Stated problem :: Copy all of the material exactly. Pictures are not to appear in the copy.

··········

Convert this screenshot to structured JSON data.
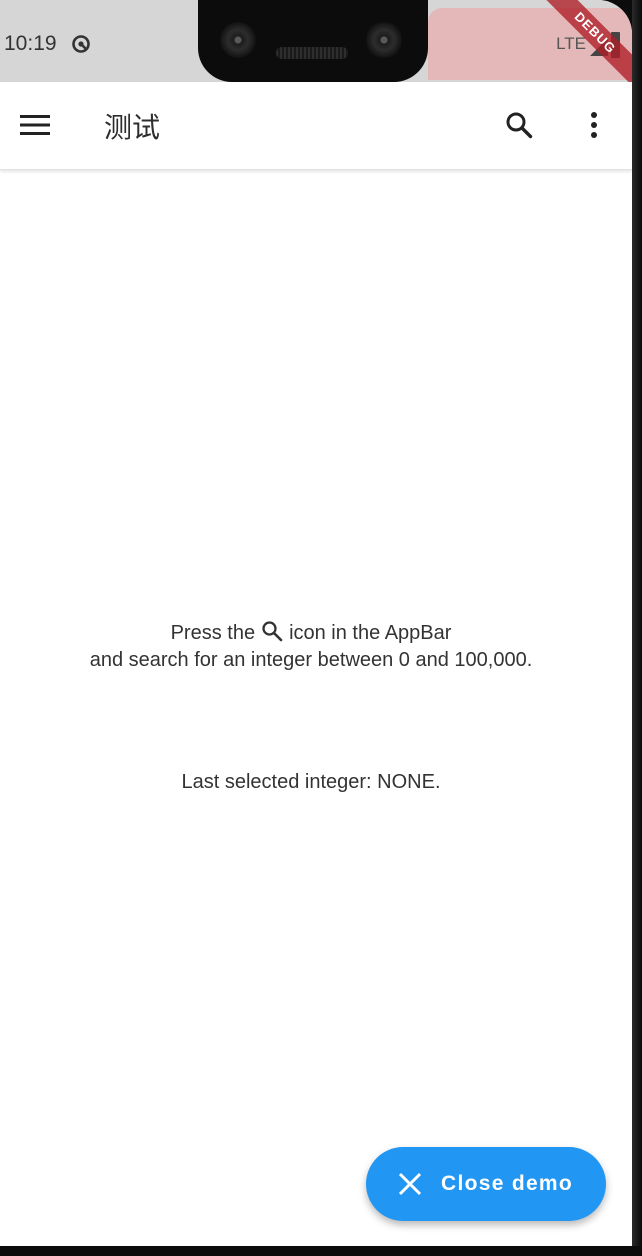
{
  "status_bar": {
    "time": "10:19",
    "network": "LTE",
    "debug_banner": "DEBUG"
  },
  "app_bar": {
    "title": "测试",
    "menu_icon": "menu-icon",
    "search_icon": "search-icon",
    "more_icon": "more-vert-icon"
  },
  "body": {
    "instruction_prefix": "Press the",
    "instruction_suffix": "icon in the AppBar",
    "instruction_line2": "and search for an integer between 0 and 100,000.",
    "last_selected": "Last selected integer: NONE."
  },
  "fab": {
    "label": "Close demo",
    "icon": "close-icon"
  },
  "colors": {
    "accent": "#2196f3",
    "status_bar": "#d6d6d6",
    "debug_banner": "#b01e26"
  }
}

··········

Reply ::
Convert this screenshot to structured JSON data.
{
  "status_bar": {
    "time": "10:19",
    "network": "LTE",
    "debug_banner": "DEBUG"
  },
  "app_bar": {
    "title": "测试",
    "menu_icon": "menu-icon",
    "search_icon": "search-icon",
    "more_icon": "more-vert-icon"
  },
  "body": {
    "instruction_prefix": "Press the",
    "instruction_suffix": "icon in the AppBar",
    "instruction_line2": "and search for an integer between 0 and 100,000.",
    "last_selected": "Last selected integer: NONE."
  },
  "fab": {
    "label": "Close demo",
    "icon": "close-icon"
  },
  "colors": {
    "accent": "#2196f3",
    "status_bar": "#d6d6d6",
    "debug_banner": "#b01e26"
  }
}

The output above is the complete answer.